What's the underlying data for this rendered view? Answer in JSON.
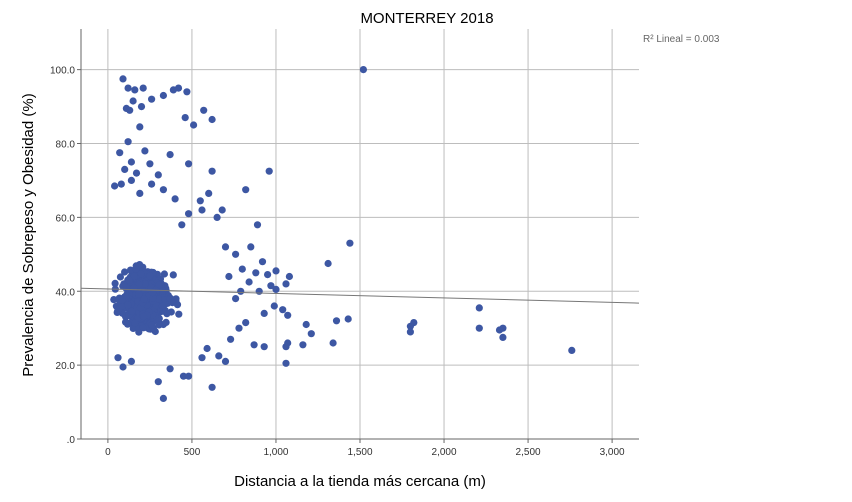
{
  "chart_data": {
    "type": "scatter",
    "title": "MONTERREY 2018",
    "xlabel": "Distancia a la tienda más cercana (m)",
    "ylabel": "Prevalencia de Sobrepeso y Obesidad (%)",
    "xlim": [
      -160,
      3160
    ],
    "ylim": [
      0,
      111
    ],
    "x_ticks": [
      0,
      500,
      1000,
      1500,
      2000,
      2500,
      3000
    ],
    "x_tick_labels": [
      "0",
      "500",
      "1,000",
      "1,500",
      "2,000",
      "2,500",
      "3,000"
    ],
    "y_ticks": [
      0,
      20,
      40,
      60,
      80,
      100
    ],
    "y_tick_labels": [
      ".0",
      "20.0",
      "40.0",
      "60.0",
      "80.0",
      "100.0"
    ],
    "grid": true,
    "marker_color": "#3d57a3",
    "fit_line": {
      "type": "linear",
      "annotation": "R² Lineal = 0.003",
      "points": [
        [
          -160,
          40.8
        ],
        [
          3160,
          36.8
        ]
      ],
      "color": "#777777"
    },
    "cluster": {
      "n": 1400,
      "x_range": [
        15,
        560
      ],
      "y_range": [
        19,
        60
      ],
      "description": "dense mass of points"
    },
    "points": [
      [
        90,
        97.5
      ],
      [
        120,
        95
      ],
      [
        160,
        94.5
      ],
      [
        210,
        95
      ],
      [
        260,
        92
      ],
      [
        330,
        93
      ],
      [
        390,
        94.5
      ],
      [
        420,
        95
      ],
      [
        470,
        94
      ],
      [
        1520,
        100
      ],
      [
        150,
        91.5
      ],
      [
        200,
        90
      ],
      [
        110,
        89.5
      ],
      [
        130,
        89
      ],
      [
        570,
        89
      ],
      [
        460,
        87
      ],
      [
        620,
        86.5
      ],
      [
        510,
        85
      ],
      [
        190,
        84.5
      ],
      [
        120,
        80.5
      ],
      [
        220,
        78
      ],
      [
        370,
        77
      ],
      [
        70,
        77.5
      ],
      [
        140,
        75
      ],
      [
        250,
        74.5
      ],
      [
        480,
        74.5
      ],
      [
        960,
        72.5
      ],
      [
        620,
        72.5
      ],
      [
        100,
        73
      ],
      [
        170,
        72
      ],
      [
        300,
        71.5
      ],
      [
        80,
        69
      ],
      [
        140,
        70
      ],
      [
        260,
        69
      ],
      [
        330,
        67.5
      ],
      [
        600,
        66.5
      ],
      [
        820,
        67.5
      ],
      [
        40,
        68.5
      ],
      [
        190,
        66.5
      ],
      [
        400,
        65
      ],
      [
        550,
        64.5
      ],
      [
        680,
        62
      ],
      [
        890,
        58
      ],
      [
        920,
        48
      ],
      [
        1000,
        45.5
      ],
      [
        950,
        44.5
      ],
      [
        1080,
        44
      ],
      [
        970,
        41.5
      ],
      [
        1060,
        42
      ],
      [
        1000,
        40.5
      ],
      [
        900,
        40
      ],
      [
        990,
        36
      ],
      [
        1040,
        35
      ],
      [
        930,
        34
      ],
      [
        1070,
        33.5
      ],
      [
        1180,
        31
      ],
      [
        1210,
        28.5
      ],
      [
        1360,
        32
      ],
      [
        1430,
        32.5
      ],
      [
        1070,
        26
      ],
      [
        1060,
        25
      ],
      [
        870,
        25.5
      ],
      [
        930,
        25
      ],
      [
        1060,
        20.5
      ],
      [
        1160,
        25.5
      ],
      [
        1340,
        26
      ],
      [
        1310,
        47.5
      ],
      [
        1440,
        53
      ],
      [
        1820,
        31.5
      ],
      [
        1800,
        30.5
      ],
      [
        1800,
        29
      ],
      [
        2210,
        35.5
      ],
      [
        2210,
        30
      ],
      [
        2330,
        29.5
      ],
      [
        2350,
        30
      ],
      [
        2350,
        27.5
      ],
      [
        2760,
        24
      ],
      [
        330,
        11
      ],
      [
        620,
        14
      ],
      [
        300,
        15.5
      ],
      [
        450,
        17
      ],
      [
        480,
        17
      ],
      [
        370,
        19
      ],
      [
        90,
        19.5
      ],
      [
        60,
        22
      ],
      [
        140,
        21
      ],
      [
        560,
        22
      ],
      [
        700,
        21
      ],
      [
        660,
        22.5
      ],
      [
        590,
        24.5
      ],
      [
        730,
        27
      ],
      [
        780,
        30
      ],
      [
        820,
        31.5
      ],
      [
        760,
        38
      ],
      [
        790,
        40
      ],
      [
        840,
        42.5
      ],
      [
        720,
        44
      ],
      [
        800,
        46
      ],
      [
        760,
        50
      ],
      [
        700,
        52
      ],
      [
        850,
        52
      ],
      [
        880,
        45
      ],
      [
        650,
        60
      ],
      [
        560,
        62
      ],
      [
        480,
        61
      ],
      [
        440,
        58
      ]
    ]
  }
}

__EXERCISE BRIEF__. Quote the entries above word for word. Leave the images out.

__OUTPUT__.
What's the underlying data for this rendered view? Answer in JSON.
{
  "chart_data": {
    "type": "scatter",
    "title": "MONTERREY 2018",
    "xlabel": "Distancia a la tienda más cercana (m)",
    "ylabel": "Prevalencia de Sobrepeso y Obesidad (%)",
    "xlim": [
      -160,
      3160
    ],
    "ylim": [
      0,
      111
    ],
    "x_ticks": [
      0,
      500,
      1000,
      1500,
      2000,
      2500,
      3000
    ],
    "x_tick_labels": [
      "0",
      "500",
      "1,000",
      "1,500",
      "2,000",
      "2,500",
      "3,000"
    ],
    "y_ticks": [
      0,
      20,
      40,
      60,
      80,
      100
    ],
    "y_tick_labels": [
      ".0",
      "20.0",
      "40.0",
      "60.0",
      "80.0",
      "100.0"
    ],
    "grid": true,
    "marker_color": "#3d57a3",
    "fit_line": {
      "type": "linear",
      "annotation": "R² Lineal = 0.003",
      "points": [
        [
          -160,
          40.8
        ],
        [
          3160,
          36.8
        ]
      ],
      "color": "#777777"
    },
    "cluster": {
      "n": 1400,
      "x_range": [
        15,
        560
      ],
      "y_range": [
        19,
        60
      ],
      "description": "dense mass of points"
    },
    "points": [
      [
        90,
        97.5
      ],
      [
        120,
        95
      ],
      [
        160,
        94.5
      ],
      [
        210,
        95
      ],
      [
        260,
        92
      ],
      [
        330,
        93
      ],
      [
        390,
        94.5
      ],
      [
        420,
        95
      ],
      [
        470,
        94
      ],
      [
        1520,
        100
      ],
      [
        150,
        91.5
      ],
      [
        200,
        90
      ],
      [
        110,
        89.5
      ],
      [
        130,
        89
      ],
      [
        570,
        89
      ],
      [
        460,
        87
      ],
      [
        620,
        86.5
      ],
      [
        510,
        85
      ],
      [
        190,
        84.5
      ],
      [
        120,
        80.5
      ],
      [
        220,
        78
      ],
      [
        370,
        77
      ],
      [
        70,
        77.5
      ],
      [
        140,
        75
      ],
      [
        250,
        74.5
      ],
      [
        480,
        74.5
      ],
      [
        960,
        72.5
      ],
      [
        620,
        72.5
      ],
      [
        100,
        73
      ],
      [
        170,
        72
      ],
      [
        300,
        71.5
      ],
      [
        80,
        69
      ],
      [
        140,
        70
      ],
      [
        260,
        69
      ],
      [
        330,
        67.5
      ],
      [
        600,
        66.5
      ],
      [
        820,
        67.5
      ],
      [
        40,
        68.5
      ],
      [
        190,
        66.5
      ],
      [
        400,
        65
      ],
      [
        550,
        64.5
      ],
      [
        680,
        62
      ],
      [
        890,
        58
      ],
      [
        920,
        48
      ],
      [
        1000,
        45.5
      ],
      [
        950,
        44.5
      ],
      [
        1080,
        44
      ],
      [
        970,
        41.5
      ],
      [
        1060,
        42
      ],
      [
        1000,
        40.5
      ],
      [
        900,
        40
      ],
      [
        990,
        36
      ],
      [
        1040,
        35
      ],
      [
        930,
        34
      ],
      [
        1070,
        33.5
      ],
      [
        1180,
        31
      ],
      [
        1210,
        28.5
      ],
      [
        1360,
        32
      ],
      [
        1430,
        32.5
      ],
      [
        1070,
        26
      ],
      [
        1060,
        25
      ],
      [
        870,
        25.5
      ],
      [
        930,
        25
      ],
      [
        1060,
        20.5
      ],
      [
        1160,
        25.5
      ],
      [
        1340,
        26
      ],
      [
        1310,
        47.5
      ],
      [
        1440,
        53
      ],
      [
        1820,
        31.5
      ],
      [
        1800,
        30.5
      ],
      [
        1800,
        29
      ],
      [
        2210,
        35.5
      ],
      [
        2210,
        30
      ],
      [
        2330,
        29.5
      ],
      [
        2350,
        30
      ],
      [
        2350,
        27.5
      ],
      [
        2760,
        24
      ],
      [
        330,
        11
      ],
      [
        620,
        14
      ],
      [
        300,
        15.5
      ],
      [
        450,
        17
      ],
      [
        480,
        17
      ],
      [
        370,
        19
      ],
      [
        90,
        19.5
      ],
      [
        60,
        22
      ],
      [
        140,
        21
      ],
      [
        560,
        22
      ],
      [
        700,
        21
      ],
      [
        660,
        22.5
      ],
      [
        590,
        24.5
      ],
      [
        730,
        27
      ],
      [
        780,
        30
      ],
      [
        820,
        31.5
      ],
      [
        760,
        38
      ],
      [
        790,
        40
      ],
      [
        840,
        42.5
      ],
      [
        720,
        44
      ],
      [
        800,
        46
      ],
      [
        760,
        50
      ],
      [
        700,
        52
      ],
      [
        850,
        52
      ],
      [
        880,
        45
      ],
      [
        650,
        60
      ],
      [
        560,
        62
      ],
      [
        480,
        61
      ],
      [
        440,
        58
      ]
    ]
  }
}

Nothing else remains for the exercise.